# Given task
Output all of the data below exactly as given.

# Exercise material
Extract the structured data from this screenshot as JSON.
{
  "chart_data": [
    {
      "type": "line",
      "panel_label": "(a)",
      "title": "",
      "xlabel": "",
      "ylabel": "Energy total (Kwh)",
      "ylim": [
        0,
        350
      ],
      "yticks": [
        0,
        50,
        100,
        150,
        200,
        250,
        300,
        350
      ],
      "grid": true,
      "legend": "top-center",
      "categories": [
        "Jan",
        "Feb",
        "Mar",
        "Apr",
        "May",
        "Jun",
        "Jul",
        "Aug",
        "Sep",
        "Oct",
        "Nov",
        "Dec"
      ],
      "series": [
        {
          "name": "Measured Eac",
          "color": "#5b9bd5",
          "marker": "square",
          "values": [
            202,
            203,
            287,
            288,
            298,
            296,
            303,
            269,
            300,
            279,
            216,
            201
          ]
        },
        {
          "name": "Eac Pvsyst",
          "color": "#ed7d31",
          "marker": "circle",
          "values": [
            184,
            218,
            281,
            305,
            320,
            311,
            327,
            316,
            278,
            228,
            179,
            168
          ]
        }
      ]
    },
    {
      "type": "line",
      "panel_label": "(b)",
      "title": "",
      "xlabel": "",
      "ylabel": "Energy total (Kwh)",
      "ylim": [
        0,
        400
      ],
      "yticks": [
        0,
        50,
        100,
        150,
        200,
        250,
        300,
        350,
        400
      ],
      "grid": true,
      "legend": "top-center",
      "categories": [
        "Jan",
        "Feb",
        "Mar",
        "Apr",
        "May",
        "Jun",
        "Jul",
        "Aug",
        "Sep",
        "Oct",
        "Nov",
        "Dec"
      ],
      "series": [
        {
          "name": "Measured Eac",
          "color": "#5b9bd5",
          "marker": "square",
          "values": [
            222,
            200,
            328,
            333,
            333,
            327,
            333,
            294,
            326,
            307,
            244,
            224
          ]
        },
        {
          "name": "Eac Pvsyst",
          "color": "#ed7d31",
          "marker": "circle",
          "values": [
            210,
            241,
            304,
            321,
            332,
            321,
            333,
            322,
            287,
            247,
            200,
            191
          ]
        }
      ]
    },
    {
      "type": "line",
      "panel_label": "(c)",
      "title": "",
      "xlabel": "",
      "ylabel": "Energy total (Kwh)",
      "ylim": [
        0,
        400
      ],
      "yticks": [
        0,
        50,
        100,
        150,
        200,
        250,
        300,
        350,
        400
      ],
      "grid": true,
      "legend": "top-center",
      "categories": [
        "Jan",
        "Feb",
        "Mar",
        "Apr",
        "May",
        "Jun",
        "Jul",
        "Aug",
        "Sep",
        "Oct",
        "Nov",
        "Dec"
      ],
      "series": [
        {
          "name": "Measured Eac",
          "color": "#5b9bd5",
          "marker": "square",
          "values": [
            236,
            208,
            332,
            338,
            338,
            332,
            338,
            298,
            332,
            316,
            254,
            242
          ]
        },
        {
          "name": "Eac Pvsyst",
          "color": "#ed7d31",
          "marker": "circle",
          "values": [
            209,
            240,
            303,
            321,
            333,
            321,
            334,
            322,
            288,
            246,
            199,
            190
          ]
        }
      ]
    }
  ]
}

# Reply
Extract the structured data from this screenshot as JSON.
{
  "chart_data": [
    {
      "type": "line",
      "panel_label": "(a)",
      "title": "",
      "xlabel": "",
      "ylabel": "Energy total (Kwh)",
      "ylim": [
        0,
        350
      ],
      "yticks": [
        0,
        50,
        100,
        150,
        200,
        250,
        300,
        350
      ],
      "grid": true,
      "legend": "top-center",
      "categories": [
        "Jan",
        "Feb",
        "Mar",
        "Apr",
        "May",
        "Jun",
        "Jul",
        "Aug",
        "Sep",
        "Oct",
        "Nov",
        "Dec"
      ],
      "series": [
        {
          "name": "Measured Eac",
          "color": "#5b9bd5",
          "marker": "square",
          "values": [
            202,
            203,
            287,
            288,
            298,
            296,
            303,
            269,
            300,
            279,
            216,
            201
          ]
        },
        {
          "name": "Eac Pvsyst",
          "color": "#ed7d31",
          "marker": "circle",
          "values": [
            184,
            218,
            281,
            305,
            320,
            311,
            327,
            316,
            278,
            228,
            179,
            168
          ]
        }
      ]
    },
    {
      "type": "line",
      "panel_label": "(b)",
      "title": "",
      "xlabel": "",
      "ylabel": "Energy total (Kwh)",
      "ylim": [
        0,
        400
      ],
      "yticks": [
        0,
        50,
        100,
        150,
        200,
        250,
        300,
        350,
        400
      ],
      "grid": true,
      "legend": "top-center",
      "categories": [
        "Jan",
        "Feb",
        "Mar",
        "Apr",
        "May",
        "Jun",
        "Jul",
        "Aug",
        "Sep",
        "Oct",
        "Nov",
        "Dec"
      ],
      "series": [
        {
          "name": "Measured Eac",
          "color": "#5b9bd5",
          "marker": "square",
          "values": [
            222,
            200,
            328,
            333,
            333,
            327,
            333,
            294,
            326,
            307,
            244,
            224
          ]
        },
        {
          "name": "Eac Pvsyst",
          "color": "#ed7d31",
          "marker": "circle",
          "values": [
            210,
            241,
            304,
            321,
            332,
            321,
            333,
            322,
            287,
            247,
            200,
            191
          ]
        }
      ]
    },
    {
      "type": "line",
      "panel_label": "(c)",
      "title": "",
      "xlabel": "",
      "ylabel": "Energy total (Kwh)",
      "ylim": [
        0,
        400
      ],
      "yticks": [
        0,
        50,
        100,
        150,
        200,
        250,
        300,
        350,
        400
      ],
      "grid": true,
      "legend": "top-center",
      "categories": [
        "Jan",
        "Feb",
        "Mar",
        "Apr",
        "May",
        "Jun",
        "Jul",
        "Aug",
        "Sep",
        "Oct",
        "Nov",
        "Dec"
      ],
      "series": [
        {
          "name": "Measured Eac",
          "color": "#5b9bd5",
          "marker": "square",
          "values": [
            236,
            208,
            332,
            338,
            338,
            332,
            338,
            298,
            332,
            316,
            254,
            242
          ]
        },
        {
          "name": "Eac Pvsyst",
          "color": "#ed7d31",
          "marker": "circle",
          "values": [
            209,
            240,
            303,
            321,
            333,
            321,
            334,
            322,
            288,
            246,
            199,
            190
          ]
        }
      ]
    }
  ]
}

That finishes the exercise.